Prompt — Every record here needs to be written out again exactly.

Given records —
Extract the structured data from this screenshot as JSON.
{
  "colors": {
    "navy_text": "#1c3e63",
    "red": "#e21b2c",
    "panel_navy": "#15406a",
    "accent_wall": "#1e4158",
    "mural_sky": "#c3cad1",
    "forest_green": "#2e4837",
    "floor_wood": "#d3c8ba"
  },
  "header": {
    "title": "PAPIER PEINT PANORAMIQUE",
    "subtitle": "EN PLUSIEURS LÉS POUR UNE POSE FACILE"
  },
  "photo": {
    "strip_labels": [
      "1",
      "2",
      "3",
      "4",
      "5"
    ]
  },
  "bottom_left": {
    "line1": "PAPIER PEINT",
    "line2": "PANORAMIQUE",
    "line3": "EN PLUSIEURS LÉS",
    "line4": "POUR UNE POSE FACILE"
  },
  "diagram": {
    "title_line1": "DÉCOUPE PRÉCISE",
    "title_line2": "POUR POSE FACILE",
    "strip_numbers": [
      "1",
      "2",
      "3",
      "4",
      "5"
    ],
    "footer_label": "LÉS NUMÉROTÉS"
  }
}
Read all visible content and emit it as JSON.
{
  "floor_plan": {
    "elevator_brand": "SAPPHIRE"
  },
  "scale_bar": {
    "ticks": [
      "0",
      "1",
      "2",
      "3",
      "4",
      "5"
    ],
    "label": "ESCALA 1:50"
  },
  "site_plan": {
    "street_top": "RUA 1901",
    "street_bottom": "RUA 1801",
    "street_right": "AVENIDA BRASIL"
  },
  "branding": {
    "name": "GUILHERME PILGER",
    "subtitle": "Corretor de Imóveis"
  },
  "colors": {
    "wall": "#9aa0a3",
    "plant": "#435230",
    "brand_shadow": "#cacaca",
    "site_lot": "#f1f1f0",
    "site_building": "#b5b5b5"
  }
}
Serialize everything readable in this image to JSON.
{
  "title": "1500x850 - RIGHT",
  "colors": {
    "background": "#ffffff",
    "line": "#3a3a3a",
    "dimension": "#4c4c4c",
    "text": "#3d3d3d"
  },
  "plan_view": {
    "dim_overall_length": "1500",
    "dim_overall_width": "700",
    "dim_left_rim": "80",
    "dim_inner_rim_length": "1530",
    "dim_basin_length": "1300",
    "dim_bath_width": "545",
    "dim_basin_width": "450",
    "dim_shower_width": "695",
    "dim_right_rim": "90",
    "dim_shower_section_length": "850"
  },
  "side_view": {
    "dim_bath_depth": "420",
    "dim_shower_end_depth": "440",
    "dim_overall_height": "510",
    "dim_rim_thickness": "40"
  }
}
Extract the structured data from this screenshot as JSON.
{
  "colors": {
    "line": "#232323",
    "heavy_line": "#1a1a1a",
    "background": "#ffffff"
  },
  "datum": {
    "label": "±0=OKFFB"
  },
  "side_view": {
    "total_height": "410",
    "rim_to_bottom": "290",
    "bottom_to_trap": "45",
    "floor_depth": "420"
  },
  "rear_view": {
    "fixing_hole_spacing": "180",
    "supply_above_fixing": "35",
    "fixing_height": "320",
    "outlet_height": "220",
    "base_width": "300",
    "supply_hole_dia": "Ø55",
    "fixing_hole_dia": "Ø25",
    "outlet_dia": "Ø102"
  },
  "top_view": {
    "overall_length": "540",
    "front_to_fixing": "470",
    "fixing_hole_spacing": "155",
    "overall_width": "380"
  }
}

Final answer —
Extract the structured data from this screenshot as JSON.
{
  "colors": {
    "navy_text": "#1c3e63",
    "red": "#e21b2c",
    "panel_navy": "#15406a",
    "accent_wall": "#1e4158",
    "mural_sky": "#c3cad1",
    "forest_green": "#2e4837",
    "floor_wood": "#d3c8ba"
  },
  "header": {
    "title": "PAPIER PEINT PANORAMIQUE",
    "subtitle": "EN PLUSIEURS LÉS POUR UNE POSE FACILE"
  },
  "photo": {
    "strip_labels": [
      "1",
      "2",
      "3",
      "4",
      "5"
    ]
  },
  "bottom_left": {
    "line1": "PAPIER PEINT",
    "line2": "PANORAMIQUE",
    "line3": "EN PLUSIEURS LÉS",
    "line4": "POUR UNE POSE FACILE"
  },
  "diagram": {
    "title_line1": "DÉCOUPE PRÉCISE",
    "title_line2": "POUR POSE FACILE",
    "strip_numbers": [
      "1",
      "2",
      "3",
      "4",
      "5"
    ],
    "footer_label": "LÉS NUMÉROTÉS"
  }
}
Read all visible content and emit it as JSON.
{
  "floor_plan": {
    "elevator_brand": "SAPPHIRE"
  },
  "scale_bar": {
    "ticks": [
      "0",
      "1",
      "2",
      "3",
      "4",
      "5"
    ],
    "label": "ESCALA 1:50"
  },
  "site_plan": {
    "street_top": "RUA 1901",
    "street_bottom": "RUA 1801",
    "street_right": "AVENIDA BRASIL"
  },
  "branding": {
    "name": "GUILHERME PILGER",
    "subtitle": "Corretor de Imóveis"
  },
  "colors": {
    "wall": "#9aa0a3",
    "plant": "#435230",
    "brand_shadow": "#cacaca",
    "site_lot": "#f1f1f0",
    "site_building": "#b5b5b5"
  }
}
Serialize everything readable in this image to JSON.
{
  "title": "1500x850 - RIGHT",
  "colors": {
    "background": "#ffffff",
    "line": "#3a3a3a",
    "dimension": "#4c4c4c",
    "text": "#3d3d3d"
  },
  "plan_view": {
    "dim_overall_length": "1500",
    "dim_overall_width": "700",
    "dim_left_rim": "80",
    "dim_inner_rim_length": "1530",
    "dim_basin_length": "1300",
    "dim_bath_width": "545",
    "dim_basin_width": "450",
    "dim_shower_width": "695",
    "dim_right_rim": "90",
    "dim_shower_section_length": "850"
  },
  "side_view": {
    "dim_bath_depth": "420",
    "dim_shower_end_depth": "440",
    "dim_overall_height": "510",
    "dim_rim_thickness": "40"
  }
}
Extract the structured data from this screenshot as JSON.
{
  "colors": {
    "line": "#232323",
    "heavy_line": "#1a1a1a",
    "background": "#ffffff"
  },
  "datum": {
    "label": "±0=OKFFB"
  },
  "side_view": {
    "total_height": "410",
    "rim_to_bottom": "290",
    "bottom_to_trap": "45",
    "floor_depth": "420"
  },
  "rear_view": {
    "fixing_hole_spacing": "180",
    "supply_above_fixing": "35",
    "fixing_height": "320",
    "outlet_height": "220",
    "base_width": "300",
    "supply_hole_dia": "Ø55",
    "fixing_hole_dia": "Ø25",
    "outlet_dia": "Ø102"
  },
  "top_view": {
    "overall_length": "540",
    "front_to_fixing": "470",
    "fixing_hole_spacing": "155",
    "overall_width": "380"
  }
}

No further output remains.